AUFGABE =>
Führe den Text über den Frauenanteil in Führungspositionen in Ost- und Westdeutschland im Anschluss an seinen letzten Satz fort.
***** BEREITGESTELLTER TEXT *****
Auch in Sachen Geschlechtergleichheit bei betrieblichen Führungspositionen schneidet der Osten etwas besser ab: Der Frauenanteil auf den obersten Führungsetagen betrug 2020 dort 31 Prozent, in Westdeutschland 26 Prozent. In beiden Landesteilen hat es im Verlauf eines Jahrzehnts allenfalls geringfügige Fortschritte gegeben. Immerhin: Auf der zweiten Führungsebene kommt der Frauenanteil in Westdeutschland mit 39 Prozent dem Anteil an allen Beschäftigten relativ nahe. In Ostdeutschland sind Frauen auf dieser Ebene sogar leicht überrepräsentiert.
***** GESAMMELTE DATEN *****
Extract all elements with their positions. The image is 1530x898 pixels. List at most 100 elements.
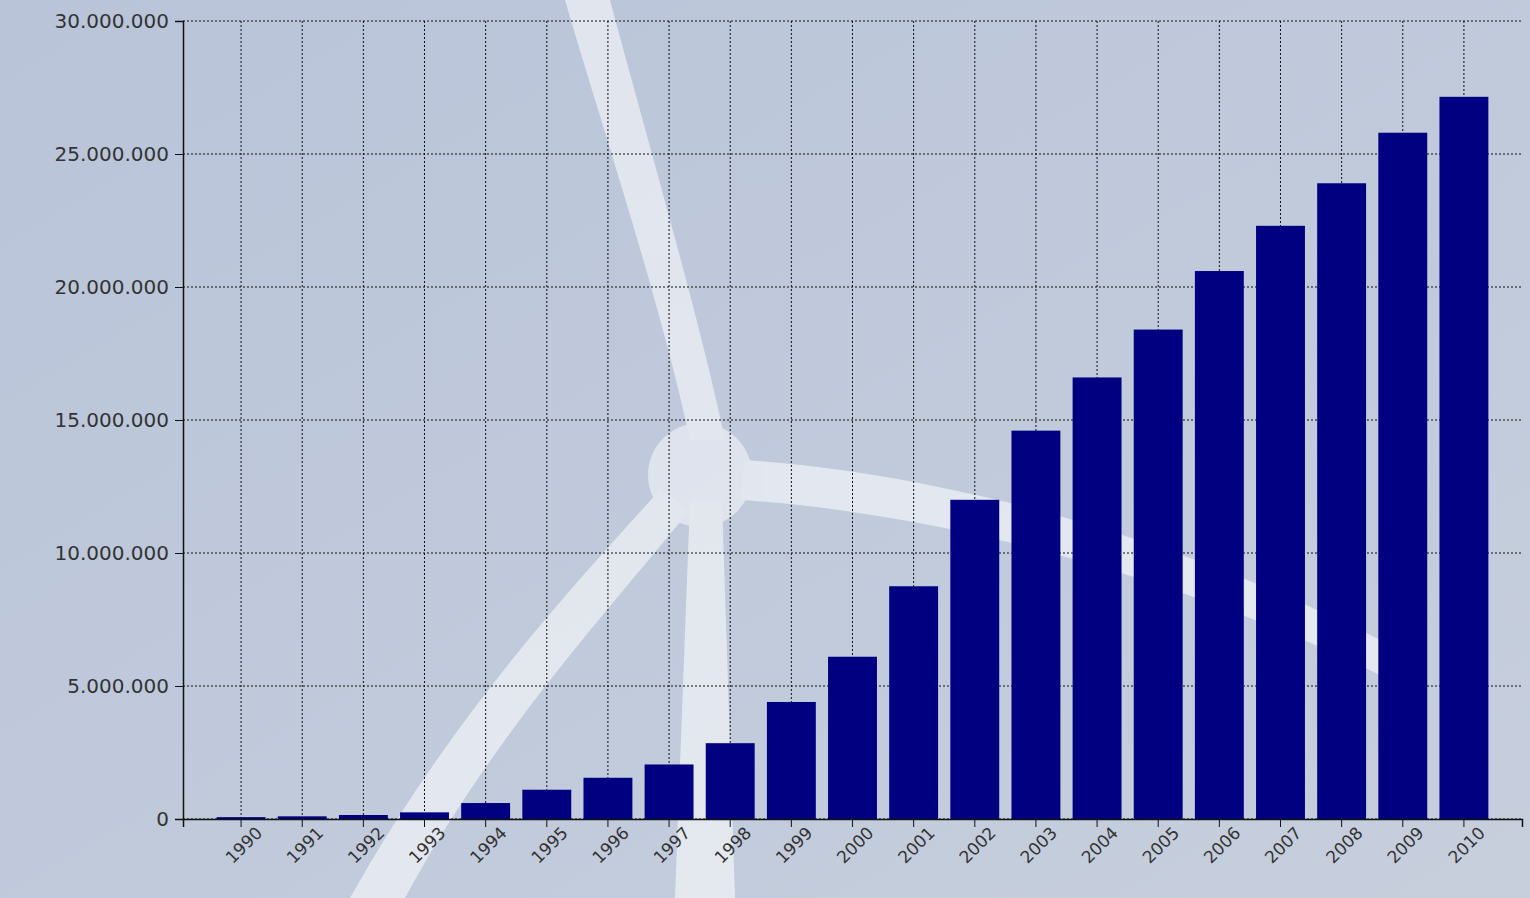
*****
ERGEBNIS =>
Die Unterschiede bei der institutionellen Kinderbetreuung, bei der Arbeitsteilung im Paarhaushalt, bei Minijobs, Führungspositionen und Arbeitszeitdauer tragen wesentlich dazu bei, dass der Gender Pay Gap in Westdeutschland mit 19 Prozent weiterhin deutlich höher ist als in Ostdeutschland mit 7 Prozent. Allerdings gibt es noch einen anderen Grund: Die Stundenlöhne im Osten sind insgesamt deutlich niedriger als im Westen, dabei fällt der Rückstand bei Männern deutlich größer aus als bei Frauen. Eine wichtige Rolle spielt in diesem Zusammenhang die niedrigere Tarifbindung in Ostdeutschland. Die innerdeutschen Trends bei der Rentenlücke entsprechen denen bei der Lohnlücke: Frauen im Osten beziehen im Schnitt eine um rund 16 Prozent geringere gesetzliche Altersrente als Männer, im Westen beträgt der Abstand sogar 39 Prozent.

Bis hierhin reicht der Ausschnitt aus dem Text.